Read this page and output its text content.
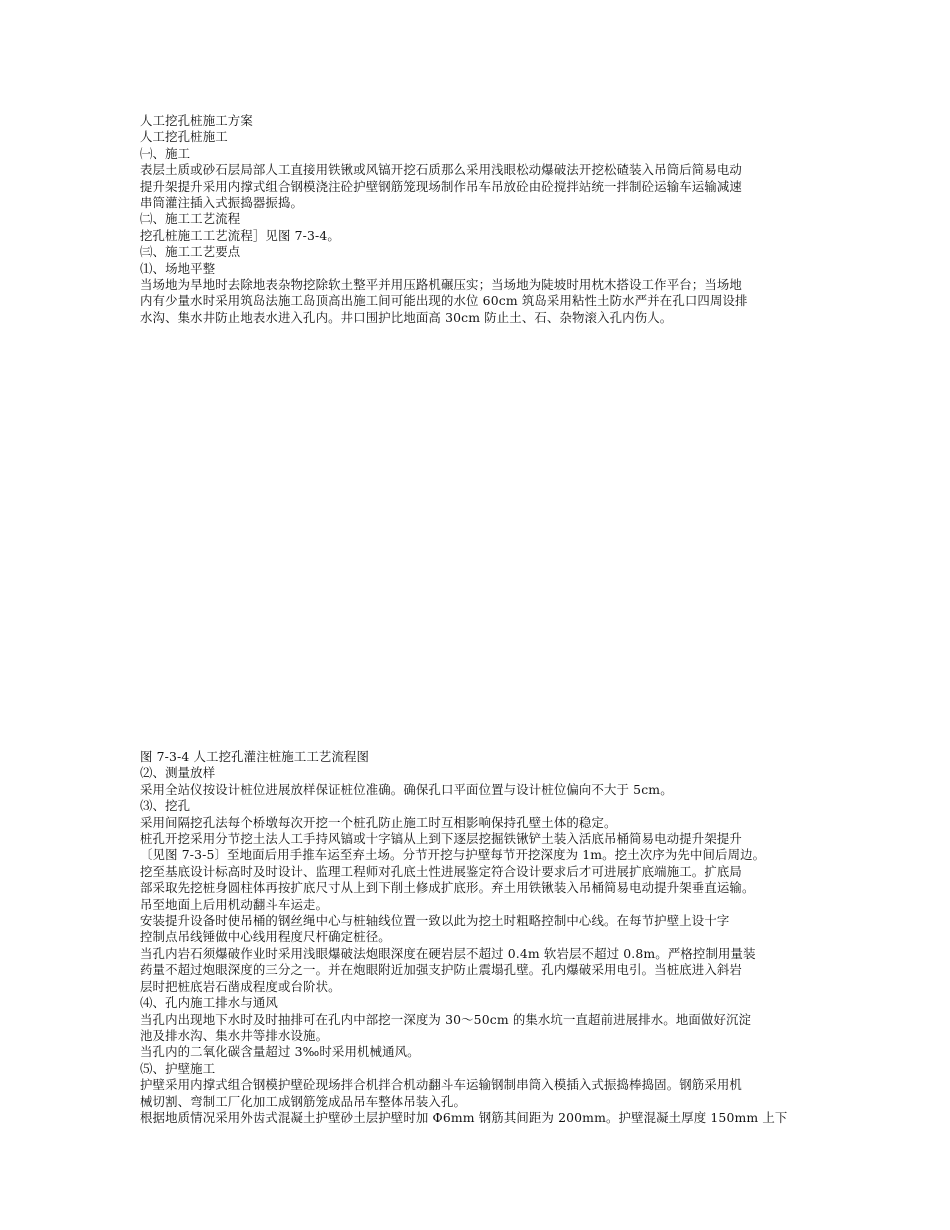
人工挖孔桩施工方案
人工挖孔桩施工
㈠、施工
表层土质或砂石层局部人工直接用铁锹或风镐开挖石质那么采用浅眼松动爆破法开挖松碴装入吊筒后简易电动
提升架提升采用内撑式组合钢模浇注砼护壁钢筋笼现场制作吊车吊放砼由砼搅拌站统一拌制砼运输车运输减速
串筒灌注插入式振捣器振捣。
㈡、施工工艺流程
挖孔桩施工工艺流程］见图 7-3-4。
㈢、施工工艺要点
⑴、场地平整
当场地为旱地时去除地表杂物挖除软土整平并用压路机碾压实；当场地为陡坡时用枕木搭设工作平台；当场地
内有少量水时采用筑岛法施工岛顶高出施工间可能出现的水位 60cm 筑岛采用粘性土防水严并在孔口四周设排
水沟、集水井防止地表水进入孔内。井口围护比地面高 30cm 防止土、石、杂物滚入孔内伤人。
图 7-3-4 人工挖孔灌注桩施工工艺流程图
⑵、测量放样
采用全站仪按设计桩位进展放样保证桩位准确。确保孔口平面位置与设计桩位偏向不大于 5cm。
⑶、挖孔
采用间隔挖孔法每个桥墩每次开挖一个桩孔防止施工时互相影响保持孔壁土体的稳定。
桩孔开挖采用分节挖土法人工手持风镐或十字镐从上到下逐层挖掘铁锹铲土装入活底吊桶简易电动提升架提升
〔见图 7-3-5〕至地面后用手推车运至弃土场。分节开挖与护壁每节开挖深度为 1m。挖土次序为先中间后周边。
挖至基底设计标高时及时设计、监理工程师对孔底土性进展鉴定符合设计要求后才可进展扩底端施工。扩底局
部采取先挖桩身圆柱体再按扩底尺寸从上到下削土修成扩底形。弃土用铁锹装入吊桶简易电动提升架垂直运输。
吊至地面上后用机动翻斗车运走。
安装提升设备时使吊桶的钢丝绳中心与桩轴线位置一致以此为挖土时粗略控制中心线。在每节护壁上设十字
控制点吊线锤做中心线用程度尺杆确定桩径。
当孔内岩石须爆破作业时采用浅眼爆破法炮眼深度在硬岩层不超过 0.4m 软岩层不超过 0.8m。严格控制用量装
药量不超过炮眼深度的三分之一。并在炮眼附近加强支护防止震塌孔壁。孔内爆破采用电引。当桩底进入斜岩
层时把桩底岩石凿成程度或台阶状。
⑷、孔内施工排水与通风
当孔内出现地下水时及时抽排可在孔内中部挖一深度为 30～50cm 的集水坑一直超前进展排水。地面做好沉淀
池及排水沟、集水井等排水设施。
当孔内的二氧化碳含量超过 3‰时采用机械通风。
⑸、护壁施工
护壁采用内撑式组合钢模护壁砼现场拌合机拌合机动翻斗车运输钢制串筒入模插入式振捣棒捣固。钢筋采用机
械切割、弯制工厂化加工成钢筋笼成品吊车整体吊装入孔。
根据地质情况采用外齿式混凝土护壁砂土层护壁时加 Φ6mm 钢筋其间距为 200mm。护壁混凝土厚度 150mm 上下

### Stated goal
Each entry above is to be written out again unchanged, apart from the pictures, which are left out.

### Task solution
Read this page and output its text content.
人工挖孔桩施工方案
人工挖孔桩施工
㈠、施工
表层土质或砂石层局部人工直接用铁锹或风镐开挖石质那么采用浅眼松动爆破法开挖松碴装入吊筒后简易电动
提升架提升采用内撑式组合钢模浇注砼护壁钢筋笼现场制作吊车吊放砼由砼搅拌站统一拌制砼运输车运输减速
串筒灌注插入式振捣器振捣。
㈡、施工工艺流程
挖孔桩施工工艺流程］见图 7-3-4。
㈢、施工工艺要点
⑴、场地平整
当场地为旱地时去除地表杂物挖除软土整平并用压路机碾压实；当场地为陡坡时用枕木搭设工作平台；当场地
内有少量水时采用筑岛法施工岛顶高出施工间可能出现的水位 60cm 筑岛采用粘性土防水严并在孔口四周设排
水沟、集水井防止地表水进入孔内。井口围护比地面高 30cm 防止土、石、杂物滚入孔内伤人。
图 7-3-4 人工挖孔灌注桩施工工艺流程图
⑵、测量放样
采用全站仪按设计桩位进展放样保证桩位准确。确保孔口平面位置与设计桩位偏向不大于 5cm。
⑶、挖孔
采用间隔挖孔法每个桥墩每次开挖一个桩孔防止施工时互相影响保持孔壁土体的稳定。
桩孔开挖采用分节挖土法人工手持风镐或十字镐从上到下逐层挖掘铁锹铲土装入活底吊桶简易电动提升架提升
〔见图 7-3-5〕至地面后用手推车运至弃土场。分节开挖与护壁每节开挖深度为 1m。挖土次序为先中间后周边。
挖至基底设计标高时及时设计、监理工程师对孔底土性进展鉴定符合设计要求后才可进展扩底端施工。扩底局
部采取先挖桩身圆柱体再按扩底尺寸从上到下削土修成扩底形。弃土用铁锹装入吊桶简易电动提升架垂直运输。
吊至地面上后用机动翻斗车运走。
安装提升设备时使吊桶的钢丝绳中心与桩轴线位置一致以此为挖土时粗略控制中心线。在每节护壁上设十字
控制点吊线锤做中心线用程度尺杆确定桩径。
当孔内岩石须爆破作业时采用浅眼爆破法炮眼深度在硬岩层不超过 0.4m 软岩层不超过 0.8m。严格控制用量装
药量不超过炮眼深度的三分之一。并在炮眼附近加强支护防止震塌孔壁。孔内爆破采用电引。当桩底进入斜岩
层时把桩底岩石凿成程度或台阶状。
⑷、孔内施工排水与通风
当孔内出现地下水时及时抽排可在孔内中部挖一深度为 30～50cm 的集水坑一直超前进展排水。地面做好沉淀
池及排水沟、集水井等排水设施。
当孔内的二氧化碳含量超过 3‰时采用机械通风。
⑸、护壁施工
护壁采用内撑式组合钢模护壁砼现场拌合机拌合机动翻斗车运输钢制串筒入模插入式振捣棒捣固。钢筋采用机
械切割、弯制工厂化加工成钢筋笼成品吊车整体吊装入孔。
根据地质情况采用外齿式混凝土护壁砂土层护壁时加 Φ6mm 钢筋其间距为 200mm。护壁混凝土厚度 150mm 上下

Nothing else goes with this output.